Exercise description: Locate and copy each line in the data that contains the word "this".

--- BEGIN Records shown ---

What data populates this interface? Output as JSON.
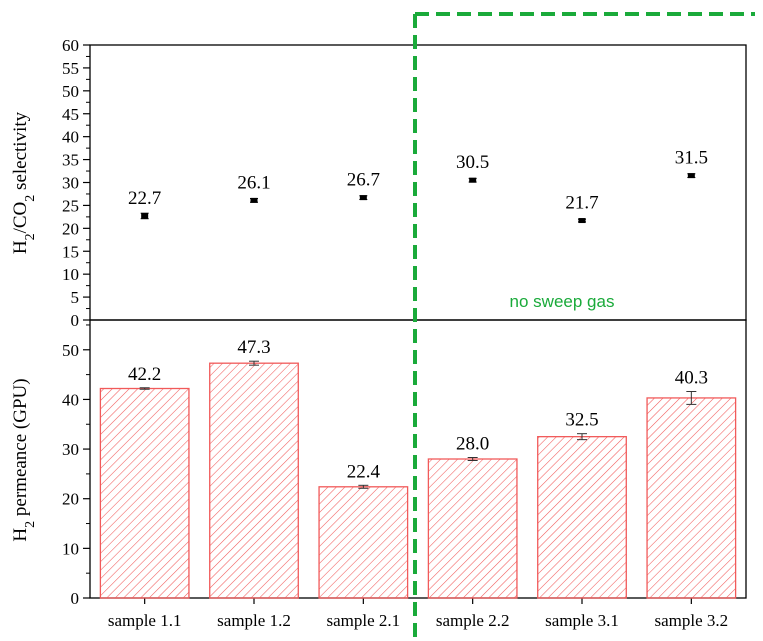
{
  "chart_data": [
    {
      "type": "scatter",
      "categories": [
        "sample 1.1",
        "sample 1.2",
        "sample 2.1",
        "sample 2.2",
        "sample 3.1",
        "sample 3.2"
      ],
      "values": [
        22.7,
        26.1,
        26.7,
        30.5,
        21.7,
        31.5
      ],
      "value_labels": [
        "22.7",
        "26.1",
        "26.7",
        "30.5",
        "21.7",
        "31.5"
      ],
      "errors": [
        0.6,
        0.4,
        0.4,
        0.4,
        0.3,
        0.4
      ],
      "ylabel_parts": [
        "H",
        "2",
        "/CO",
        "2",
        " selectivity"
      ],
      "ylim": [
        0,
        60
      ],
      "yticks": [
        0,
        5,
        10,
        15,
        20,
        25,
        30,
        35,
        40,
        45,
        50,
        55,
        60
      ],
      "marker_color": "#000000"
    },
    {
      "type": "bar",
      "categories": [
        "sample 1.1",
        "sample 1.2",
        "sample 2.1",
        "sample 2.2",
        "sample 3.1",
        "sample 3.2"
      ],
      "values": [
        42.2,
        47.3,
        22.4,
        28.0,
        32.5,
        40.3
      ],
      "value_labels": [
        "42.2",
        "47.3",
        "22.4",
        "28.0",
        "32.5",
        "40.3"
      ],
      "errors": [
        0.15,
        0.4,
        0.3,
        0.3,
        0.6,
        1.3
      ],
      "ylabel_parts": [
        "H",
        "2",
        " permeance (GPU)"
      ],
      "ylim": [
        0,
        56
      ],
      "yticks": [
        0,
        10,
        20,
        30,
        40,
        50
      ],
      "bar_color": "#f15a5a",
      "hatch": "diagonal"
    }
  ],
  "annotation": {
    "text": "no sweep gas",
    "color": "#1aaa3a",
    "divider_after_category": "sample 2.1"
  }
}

--- END Records shown ---
--- BEGIN Records shown ---

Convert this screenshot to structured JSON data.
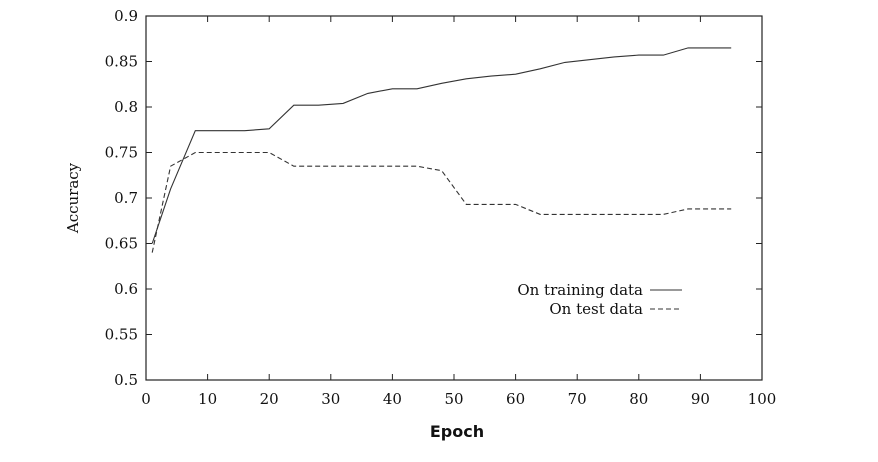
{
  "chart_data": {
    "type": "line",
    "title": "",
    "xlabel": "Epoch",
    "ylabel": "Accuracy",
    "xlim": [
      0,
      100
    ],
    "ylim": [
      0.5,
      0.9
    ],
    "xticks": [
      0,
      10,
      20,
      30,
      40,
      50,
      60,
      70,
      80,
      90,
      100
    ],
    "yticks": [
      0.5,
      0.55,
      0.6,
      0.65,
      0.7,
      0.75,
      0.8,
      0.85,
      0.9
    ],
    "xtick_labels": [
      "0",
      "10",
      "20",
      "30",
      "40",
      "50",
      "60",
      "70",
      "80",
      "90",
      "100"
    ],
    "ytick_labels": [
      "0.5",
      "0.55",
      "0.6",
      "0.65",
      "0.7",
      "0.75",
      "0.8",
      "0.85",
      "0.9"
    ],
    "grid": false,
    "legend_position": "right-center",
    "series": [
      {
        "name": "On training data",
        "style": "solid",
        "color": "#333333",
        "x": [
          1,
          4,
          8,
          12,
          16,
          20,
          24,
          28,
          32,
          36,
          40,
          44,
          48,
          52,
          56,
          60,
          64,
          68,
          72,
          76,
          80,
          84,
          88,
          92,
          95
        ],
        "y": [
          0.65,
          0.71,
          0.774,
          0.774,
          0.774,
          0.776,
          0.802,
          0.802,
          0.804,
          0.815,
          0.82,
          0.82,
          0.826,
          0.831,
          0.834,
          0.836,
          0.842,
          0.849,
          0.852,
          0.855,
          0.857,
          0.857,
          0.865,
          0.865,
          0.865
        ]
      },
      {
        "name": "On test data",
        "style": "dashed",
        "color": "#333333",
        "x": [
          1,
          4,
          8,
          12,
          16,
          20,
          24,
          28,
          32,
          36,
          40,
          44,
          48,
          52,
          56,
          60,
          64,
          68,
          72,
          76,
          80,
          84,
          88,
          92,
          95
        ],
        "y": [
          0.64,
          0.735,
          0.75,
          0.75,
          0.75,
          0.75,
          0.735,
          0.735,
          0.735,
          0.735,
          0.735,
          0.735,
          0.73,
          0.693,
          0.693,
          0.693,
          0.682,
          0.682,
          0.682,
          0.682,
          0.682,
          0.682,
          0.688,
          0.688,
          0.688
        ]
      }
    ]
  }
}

--- END Records shown ---

Answer in full:
What data populates this interface? Output as JSON.
Convert this screenshot to structured JSON data.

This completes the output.